■ **Exercise brief**
Take the line containing "Read this page and output its text content." and all lines after it to the end of the records, and output them exactly.
* begin Records shown *
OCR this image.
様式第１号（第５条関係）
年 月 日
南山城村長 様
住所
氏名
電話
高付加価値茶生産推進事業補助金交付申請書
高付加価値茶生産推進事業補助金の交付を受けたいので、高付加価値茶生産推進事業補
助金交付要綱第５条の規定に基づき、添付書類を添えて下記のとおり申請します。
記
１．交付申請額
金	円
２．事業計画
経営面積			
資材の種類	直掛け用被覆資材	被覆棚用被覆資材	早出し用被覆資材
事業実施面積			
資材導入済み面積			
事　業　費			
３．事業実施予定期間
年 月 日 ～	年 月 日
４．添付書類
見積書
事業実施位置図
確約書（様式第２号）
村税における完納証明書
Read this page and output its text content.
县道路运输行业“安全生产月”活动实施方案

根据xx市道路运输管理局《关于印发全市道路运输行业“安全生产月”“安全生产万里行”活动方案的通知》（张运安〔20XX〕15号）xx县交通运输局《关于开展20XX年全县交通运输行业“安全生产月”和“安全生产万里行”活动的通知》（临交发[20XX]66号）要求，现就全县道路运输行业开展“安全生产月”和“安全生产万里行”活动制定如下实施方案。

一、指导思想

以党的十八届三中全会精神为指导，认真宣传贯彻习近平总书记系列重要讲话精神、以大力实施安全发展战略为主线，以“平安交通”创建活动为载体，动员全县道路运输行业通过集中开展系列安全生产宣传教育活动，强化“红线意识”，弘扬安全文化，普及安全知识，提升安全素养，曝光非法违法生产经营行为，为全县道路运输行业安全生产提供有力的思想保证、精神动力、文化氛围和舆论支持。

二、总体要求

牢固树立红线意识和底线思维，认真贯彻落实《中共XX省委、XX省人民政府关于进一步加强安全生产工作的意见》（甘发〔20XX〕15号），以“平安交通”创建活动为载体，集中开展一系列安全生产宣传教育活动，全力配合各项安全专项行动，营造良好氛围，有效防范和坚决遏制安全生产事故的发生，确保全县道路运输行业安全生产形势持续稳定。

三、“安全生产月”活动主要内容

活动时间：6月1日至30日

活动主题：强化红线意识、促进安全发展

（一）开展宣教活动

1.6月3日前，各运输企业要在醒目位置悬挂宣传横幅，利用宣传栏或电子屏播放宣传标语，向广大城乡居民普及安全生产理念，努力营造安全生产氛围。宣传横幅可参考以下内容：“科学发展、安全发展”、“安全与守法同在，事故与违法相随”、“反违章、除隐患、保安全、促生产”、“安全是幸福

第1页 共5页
* end Records shown *
■ **Task result**
Read this page and output its text content.
县道路运输行业“安全生产月”活动实施方案

根据xx市道路运输管理局《关于印发全市道路运输行业“安全生产月”“安全生产万里行”活动方案的通知》（张运安〔20XX〕15号）xx县交通运输局《关于开展20XX年全县交通运输行业“安全生产月”和“安全生产万里行”活动的通知》（临交发[20XX]66号）要求，现就全县道路运输行业开展“安全生产月”和“安全生产万里行”活动制定如下实施方案。

一、指导思想

以党的十八届三中全会精神为指导，认真宣传贯彻习近平总书记系列重要讲话精神、以大力实施安全发展战略为主线，以“平安交通”创建活动为载体，动员全县道路运输行业通过集中开展系列安全生产宣传教育活动，强化“红线意识”，弘扬安全文化，普及安全知识，提升安全素养，曝光非法违法生产经营行为，为全县道路运输行业安全生产提供有力的思想保证、精神动力、文化氛围和舆论支持。

二、总体要求

牢固树立红线意识和底线思维，认真贯彻落实《中共XX省委、XX省人民政府关于进一步加强安全生产工作的意见》（甘发〔20XX〕15号），以“平安交通”创建活动为载体，集中开展一系列安全生产宣传教育活动，全力配合各项安全专项行动，营造良好氛围，有效防范和坚决遏制安全生产事故的发生，确保全县道路运输行业安全生产形势持续稳定。

三、“安全生产月”活动主要内容

活动时间：6月1日至30日

活动主题：强化红线意识、促进安全发展

（一）开展宣教活动

1.6月3日前，各运输企业要在醒目位置悬挂宣传横幅，利用宣传栏或电子屏播放宣传标语，向广大城乡居民普及安全生产理念，努力营造安全生产氛围。宣传横幅可参考以下内容：“科学发展、安全发展”、“安全与守法同在，事故与违法相随”、“反违章、除隐患、保安全、促生产”、“安全是幸福

第1页 共5页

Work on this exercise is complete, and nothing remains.